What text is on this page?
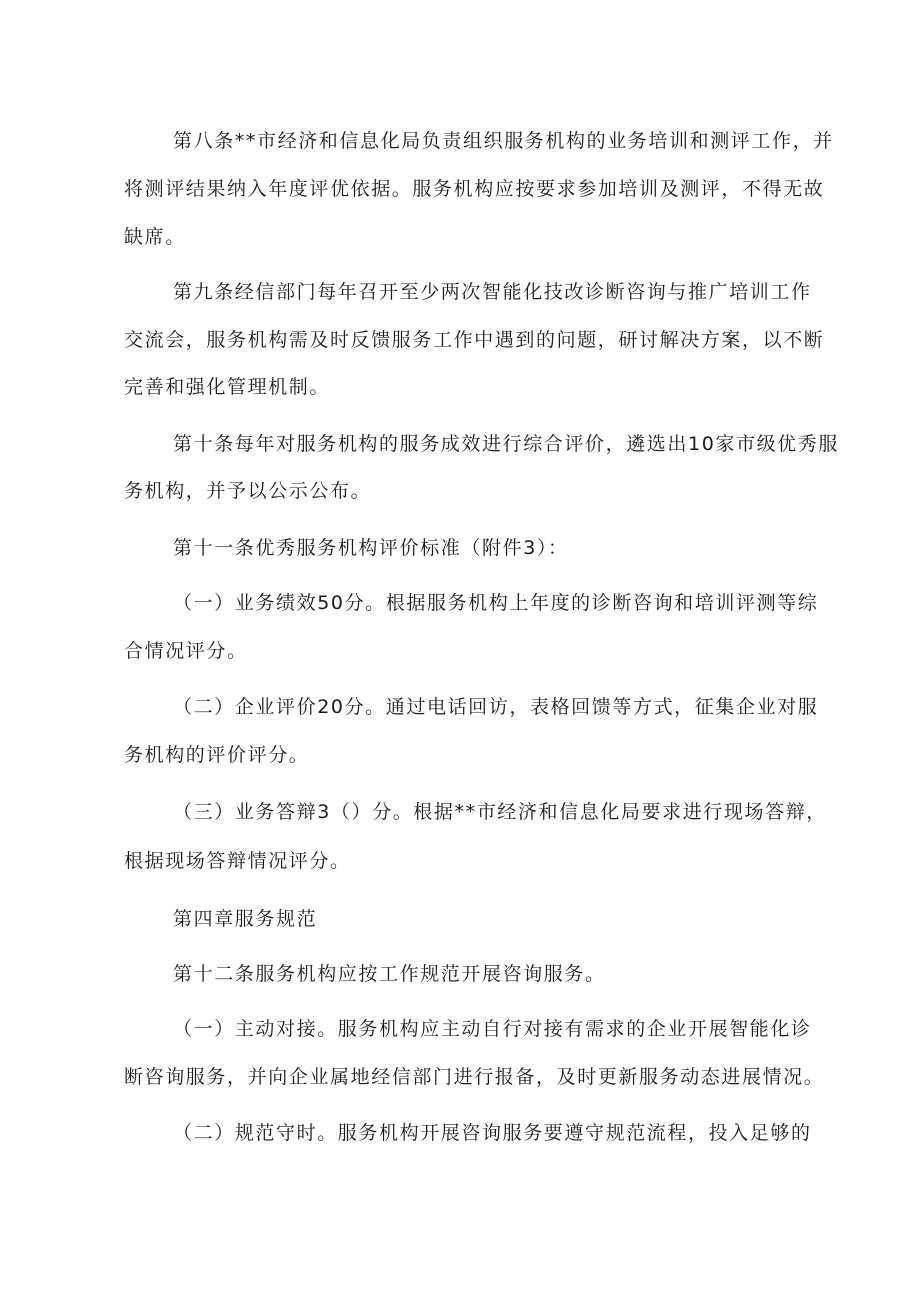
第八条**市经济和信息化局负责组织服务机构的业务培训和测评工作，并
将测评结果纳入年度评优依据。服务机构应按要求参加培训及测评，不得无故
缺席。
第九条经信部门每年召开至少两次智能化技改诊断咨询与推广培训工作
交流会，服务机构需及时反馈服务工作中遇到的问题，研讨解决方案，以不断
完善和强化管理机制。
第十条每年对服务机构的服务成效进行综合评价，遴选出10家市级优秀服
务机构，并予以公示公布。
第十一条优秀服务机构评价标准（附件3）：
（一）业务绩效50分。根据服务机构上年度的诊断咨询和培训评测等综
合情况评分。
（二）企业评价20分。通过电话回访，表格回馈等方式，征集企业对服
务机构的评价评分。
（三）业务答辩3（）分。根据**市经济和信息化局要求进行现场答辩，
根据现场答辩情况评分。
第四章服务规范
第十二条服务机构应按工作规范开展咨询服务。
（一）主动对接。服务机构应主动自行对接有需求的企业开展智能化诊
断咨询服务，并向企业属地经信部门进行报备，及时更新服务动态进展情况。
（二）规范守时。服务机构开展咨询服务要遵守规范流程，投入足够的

==========

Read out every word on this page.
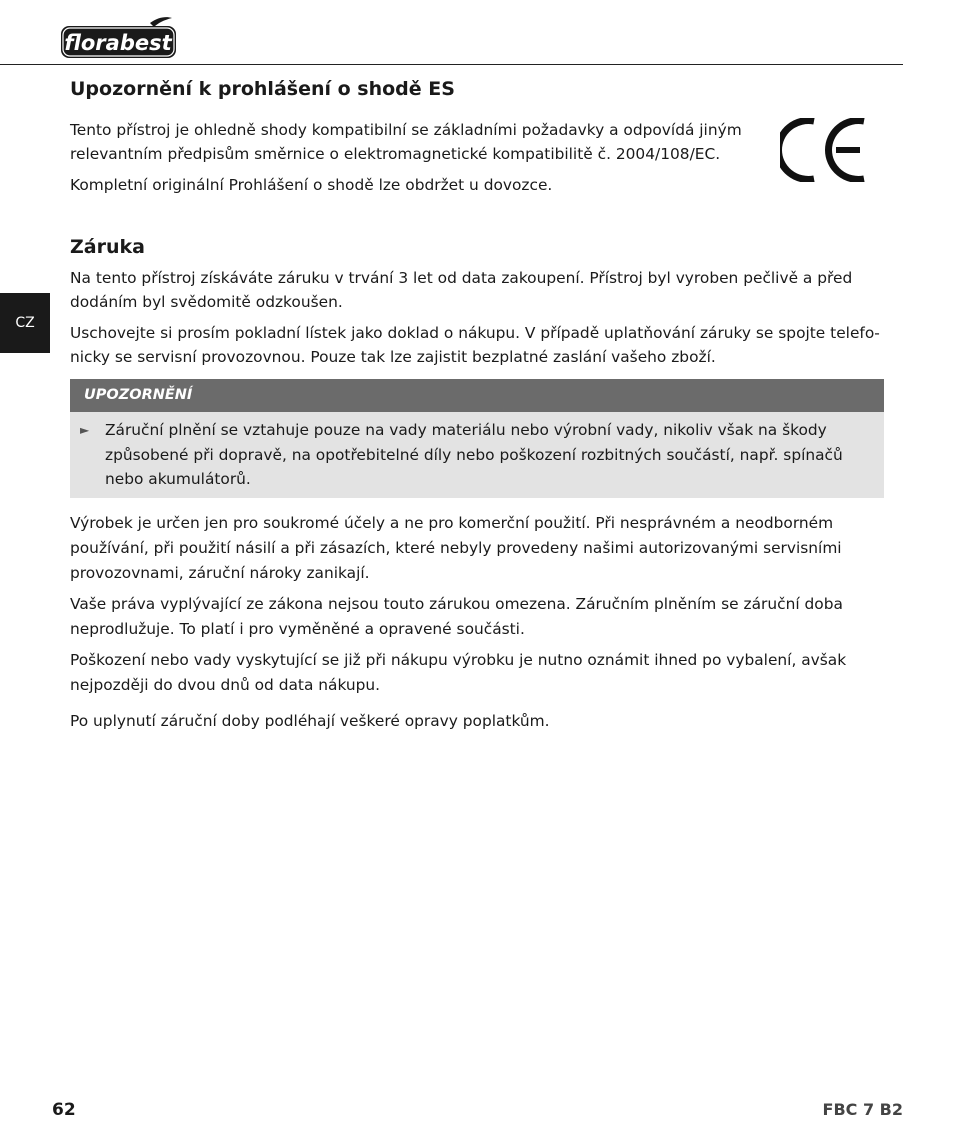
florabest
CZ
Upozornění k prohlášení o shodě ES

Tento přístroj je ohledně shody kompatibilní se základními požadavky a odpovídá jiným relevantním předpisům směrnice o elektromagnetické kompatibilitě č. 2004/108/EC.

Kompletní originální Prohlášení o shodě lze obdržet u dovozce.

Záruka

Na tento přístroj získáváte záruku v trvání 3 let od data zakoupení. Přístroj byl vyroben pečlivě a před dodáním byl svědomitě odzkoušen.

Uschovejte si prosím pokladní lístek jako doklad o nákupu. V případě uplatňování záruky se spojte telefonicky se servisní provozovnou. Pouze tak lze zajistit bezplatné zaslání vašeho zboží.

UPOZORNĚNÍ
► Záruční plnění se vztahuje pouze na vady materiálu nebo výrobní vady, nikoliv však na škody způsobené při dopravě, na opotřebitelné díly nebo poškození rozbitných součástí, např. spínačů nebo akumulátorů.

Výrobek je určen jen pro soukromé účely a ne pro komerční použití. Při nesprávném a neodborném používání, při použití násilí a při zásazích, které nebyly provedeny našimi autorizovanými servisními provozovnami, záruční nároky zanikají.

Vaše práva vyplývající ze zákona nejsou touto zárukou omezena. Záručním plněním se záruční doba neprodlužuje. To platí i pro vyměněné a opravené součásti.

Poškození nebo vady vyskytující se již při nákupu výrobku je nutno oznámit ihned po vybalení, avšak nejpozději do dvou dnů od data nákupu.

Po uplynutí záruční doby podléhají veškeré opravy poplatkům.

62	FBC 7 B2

==========

**GOAL**
From the entries above, select each line containing the string "data".

**SOLUTION**
Na tento přístroj získáváte záruku v trvání 3 let od data zakoupení. Přístroj byl vyroben pečlivě a před dodáním byl svědomitě odzkoušen.
Poškození nebo vady vyskytující se již při nákupu výrobku je nutno oznámit ihned po vybalení, avšak nejpozději do dvou dnů od data nákupu.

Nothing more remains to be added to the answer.